Instructions for the task:
Repeat the entire listing exactly as written.

Exercise data:
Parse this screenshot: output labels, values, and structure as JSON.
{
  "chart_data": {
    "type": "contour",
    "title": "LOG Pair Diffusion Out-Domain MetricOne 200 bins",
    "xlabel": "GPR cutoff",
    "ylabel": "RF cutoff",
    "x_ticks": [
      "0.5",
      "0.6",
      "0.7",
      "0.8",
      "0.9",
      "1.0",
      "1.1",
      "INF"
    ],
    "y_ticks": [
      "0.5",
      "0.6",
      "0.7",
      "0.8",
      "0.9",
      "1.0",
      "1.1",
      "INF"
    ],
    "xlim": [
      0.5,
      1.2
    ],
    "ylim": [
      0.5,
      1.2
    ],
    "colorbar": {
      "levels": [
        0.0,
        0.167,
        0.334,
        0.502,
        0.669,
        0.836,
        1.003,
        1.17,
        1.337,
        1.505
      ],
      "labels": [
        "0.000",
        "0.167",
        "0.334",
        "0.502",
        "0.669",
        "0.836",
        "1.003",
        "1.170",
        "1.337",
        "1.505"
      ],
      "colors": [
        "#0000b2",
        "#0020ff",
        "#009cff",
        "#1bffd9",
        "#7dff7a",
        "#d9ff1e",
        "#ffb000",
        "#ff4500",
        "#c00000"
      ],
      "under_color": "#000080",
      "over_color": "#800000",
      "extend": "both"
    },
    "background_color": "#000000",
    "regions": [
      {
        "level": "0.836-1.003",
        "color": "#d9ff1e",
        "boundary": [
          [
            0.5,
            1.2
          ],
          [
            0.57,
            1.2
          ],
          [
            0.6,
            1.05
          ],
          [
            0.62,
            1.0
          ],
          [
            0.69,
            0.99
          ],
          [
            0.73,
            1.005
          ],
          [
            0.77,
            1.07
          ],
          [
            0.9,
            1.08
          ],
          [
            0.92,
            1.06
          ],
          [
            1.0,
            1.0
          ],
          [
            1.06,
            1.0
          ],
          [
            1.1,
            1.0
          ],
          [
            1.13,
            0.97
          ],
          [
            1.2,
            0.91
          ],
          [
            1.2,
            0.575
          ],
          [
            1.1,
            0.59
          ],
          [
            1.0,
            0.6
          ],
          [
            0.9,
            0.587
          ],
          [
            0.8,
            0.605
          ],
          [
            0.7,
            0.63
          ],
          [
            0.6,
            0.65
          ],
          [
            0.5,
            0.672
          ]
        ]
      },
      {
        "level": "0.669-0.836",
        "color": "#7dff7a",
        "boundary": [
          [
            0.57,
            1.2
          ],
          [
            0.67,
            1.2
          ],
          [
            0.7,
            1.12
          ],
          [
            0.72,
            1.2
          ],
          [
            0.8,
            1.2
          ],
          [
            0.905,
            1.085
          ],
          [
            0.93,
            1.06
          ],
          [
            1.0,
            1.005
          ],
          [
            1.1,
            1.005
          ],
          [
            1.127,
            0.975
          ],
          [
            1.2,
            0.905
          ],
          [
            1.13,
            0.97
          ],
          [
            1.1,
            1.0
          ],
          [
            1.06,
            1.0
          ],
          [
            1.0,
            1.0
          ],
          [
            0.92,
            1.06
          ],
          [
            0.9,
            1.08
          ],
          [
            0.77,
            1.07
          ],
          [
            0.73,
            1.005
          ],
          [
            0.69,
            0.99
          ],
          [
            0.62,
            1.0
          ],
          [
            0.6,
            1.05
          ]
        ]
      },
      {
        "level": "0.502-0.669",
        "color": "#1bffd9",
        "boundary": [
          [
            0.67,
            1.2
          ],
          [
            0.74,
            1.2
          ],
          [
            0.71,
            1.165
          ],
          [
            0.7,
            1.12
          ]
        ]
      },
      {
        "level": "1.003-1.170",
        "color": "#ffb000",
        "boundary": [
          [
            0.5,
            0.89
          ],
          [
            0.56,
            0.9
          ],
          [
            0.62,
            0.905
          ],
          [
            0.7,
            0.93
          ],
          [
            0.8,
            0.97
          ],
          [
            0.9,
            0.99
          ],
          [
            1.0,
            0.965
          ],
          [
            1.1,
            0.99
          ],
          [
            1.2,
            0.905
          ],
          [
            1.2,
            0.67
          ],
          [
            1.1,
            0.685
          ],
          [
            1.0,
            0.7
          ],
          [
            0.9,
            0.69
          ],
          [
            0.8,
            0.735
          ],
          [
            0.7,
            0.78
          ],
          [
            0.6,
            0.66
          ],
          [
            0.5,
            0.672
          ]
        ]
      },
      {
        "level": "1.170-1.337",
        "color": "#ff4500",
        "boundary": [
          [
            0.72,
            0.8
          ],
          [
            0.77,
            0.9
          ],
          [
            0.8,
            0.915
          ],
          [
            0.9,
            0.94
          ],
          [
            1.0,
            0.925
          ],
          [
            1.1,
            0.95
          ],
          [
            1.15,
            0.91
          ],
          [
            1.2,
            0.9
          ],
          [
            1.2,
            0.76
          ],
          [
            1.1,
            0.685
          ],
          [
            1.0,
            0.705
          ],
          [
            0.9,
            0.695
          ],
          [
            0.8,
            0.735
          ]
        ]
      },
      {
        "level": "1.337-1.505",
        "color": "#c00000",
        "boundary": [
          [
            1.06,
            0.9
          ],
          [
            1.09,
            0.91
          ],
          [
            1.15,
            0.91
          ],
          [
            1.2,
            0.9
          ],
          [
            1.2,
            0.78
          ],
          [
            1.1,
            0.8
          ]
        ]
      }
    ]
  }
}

Reply:
Parse this screenshot: output labels, values, and structure as JSON.
{
  "chart_data": {
    "type": "contour",
    "title": "LOG Pair Diffusion Out-Domain MetricOne 200 bins",
    "xlabel": "GPR cutoff",
    "ylabel": "RF cutoff",
    "x_ticks": [
      "0.5",
      "0.6",
      "0.7",
      "0.8",
      "0.9",
      "1.0",
      "1.1",
      "INF"
    ],
    "y_ticks": [
      "0.5",
      "0.6",
      "0.7",
      "0.8",
      "0.9",
      "1.0",
      "1.1",
      "INF"
    ],
    "xlim": [
      0.5,
      1.2
    ],
    "ylim": [
      0.5,
      1.2
    ],
    "colorbar": {
      "levels": [
        0.0,
        0.167,
        0.334,
        0.502,
        0.669,
        0.836,
        1.003,
        1.17,
        1.337,
        1.505
      ],
      "labels": [
        "0.000",
        "0.167",
        "0.334",
        "0.502",
        "0.669",
        "0.836",
        "1.003",
        "1.170",
        "1.337",
        "1.505"
      ],
      "colors": [
        "#0000b2",
        "#0020ff",
        "#009cff",
        "#1bffd9",
        "#7dff7a",
        "#d9ff1e",
        "#ffb000",
        "#ff4500",
        "#c00000"
      ],
      "under_color": "#000080",
      "over_color": "#800000",
      "extend": "both"
    },
    "background_color": "#000000",
    "regions": [
      {
        "level": "0.836-1.003",
        "color": "#d9ff1e",
        "boundary": [
          [
            0.5,
            1.2
          ],
          [
            0.57,
            1.2
          ],
          [
            0.6,
            1.05
          ],
          [
            0.62,
            1.0
          ],
          [
            0.69,
            0.99
          ],
          [
            0.73,
            1.005
          ],
          [
            0.77,
            1.07
          ],
          [
            0.9,
            1.08
          ],
          [
            0.92,
            1.06
          ],
          [
            1.0,
            1.0
          ],
          [
            1.06,
            1.0
          ],
          [
            1.1,
            1.0
          ],
          [
            1.13,
            0.97
          ],
          [
            1.2,
            0.91
          ],
          [
            1.2,
            0.575
          ],
          [
            1.1,
            0.59
          ],
          [
            1.0,
            0.6
          ],
          [
            0.9,
            0.587
          ],
          [
            0.8,
            0.605
          ],
          [
            0.7,
            0.63
          ],
          [
            0.6,
            0.65
          ],
          [
            0.5,
            0.672
          ]
        ]
      },
      {
        "level": "0.669-0.836",
        "color": "#7dff7a",
        "boundary": [
          [
            0.57,
            1.2
          ],
          [
            0.67,
            1.2
          ],
          [
            0.7,
            1.12
          ],
          [
            0.72,
            1.2
          ],
          [
            0.8,
            1.2
          ],
          [
            0.905,
            1.085
          ],
          [
            0.93,
            1.06
          ],
          [
            1.0,
            1.005
          ],
          [
            1.1,
            1.005
          ],
          [
            1.127,
            0.975
          ],
          [
            1.2,
            0.905
          ],
          [
            1.13,
            0.97
          ],
          [
            1.1,
            1.0
          ],
          [
            1.06,
            1.0
          ],
          [
            1.0,
            1.0
          ],
          [
            0.92,
            1.06
          ],
          [
            0.9,
            1.08
          ],
          [
            0.77,
            1.07
          ],
          [
            0.73,
            1.005
          ],
          [
            0.69,
            0.99
          ],
          [
            0.62,
            1.0
          ],
          [
            0.6,
            1.05
          ]
        ]
      },
      {
        "level": "0.502-0.669",
        "color": "#1bffd9",
        "boundary": [
          [
            0.67,
            1.2
          ],
          [
            0.74,
            1.2
          ],
          [
            0.71,
            1.165
          ],
          [
            0.7,
            1.12
          ]
        ]
      },
      {
        "level": "1.003-1.170",
        "color": "#ffb000",
        "boundary": [
          [
            0.5,
            0.89
          ],
          [
            0.56,
            0.9
          ],
          [
            0.62,
            0.905
          ],
          [
            0.7,
            0.93
          ],
          [
            0.8,
            0.97
          ],
          [
            0.9,
            0.99
          ],
          [
            1.0,
            0.965
          ],
          [
            1.1,
            0.99
          ],
          [
            1.2,
            0.905
          ],
          [
            1.2,
            0.67
          ],
          [
            1.1,
            0.685
          ],
          [
            1.0,
            0.7
          ],
          [
            0.9,
            0.69
          ],
          [
            0.8,
            0.735
          ],
          [
            0.7,
            0.78
          ],
          [
            0.6,
            0.66
          ],
          [
            0.5,
            0.672
          ]
        ]
      },
      {
        "level": "1.170-1.337",
        "color": "#ff4500",
        "boundary": [
          [
            0.72,
            0.8
          ],
          [
            0.77,
            0.9
          ],
          [
            0.8,
            0.915
          ],
          [
            0.9,
            0.94
          ],
          [
            1.0,
            0.925
          ],
          [
            1.1,
            0.95
          ],
          [
            1.15,
            0.91
          ],
          [
            1.2,
            0.9
          ],
          [
            1.2,
            0.76
          ],
          [
            1.1,
            0.685
          ],
          [
            1.0,
            0.705
          ],
          [
            0.9,
            0.695
          ],
          [
            0.8,
            0.735
          ]
        ]
      },
      {
        "level": "1.337-1.505",
        "color": "#c00000",
        "boundary": [
          [
            1.06,
            0.9
          ],
          [
            1.09,
            0.91
          ],
          [
            1.15,
            0.91
          ],
          [
            1.2,
            0.9
          ],
          [
            1.2,
            0.78
          ],
          [
            1.1,
            0.8
          ]
        ]
      }
    ]
  }
}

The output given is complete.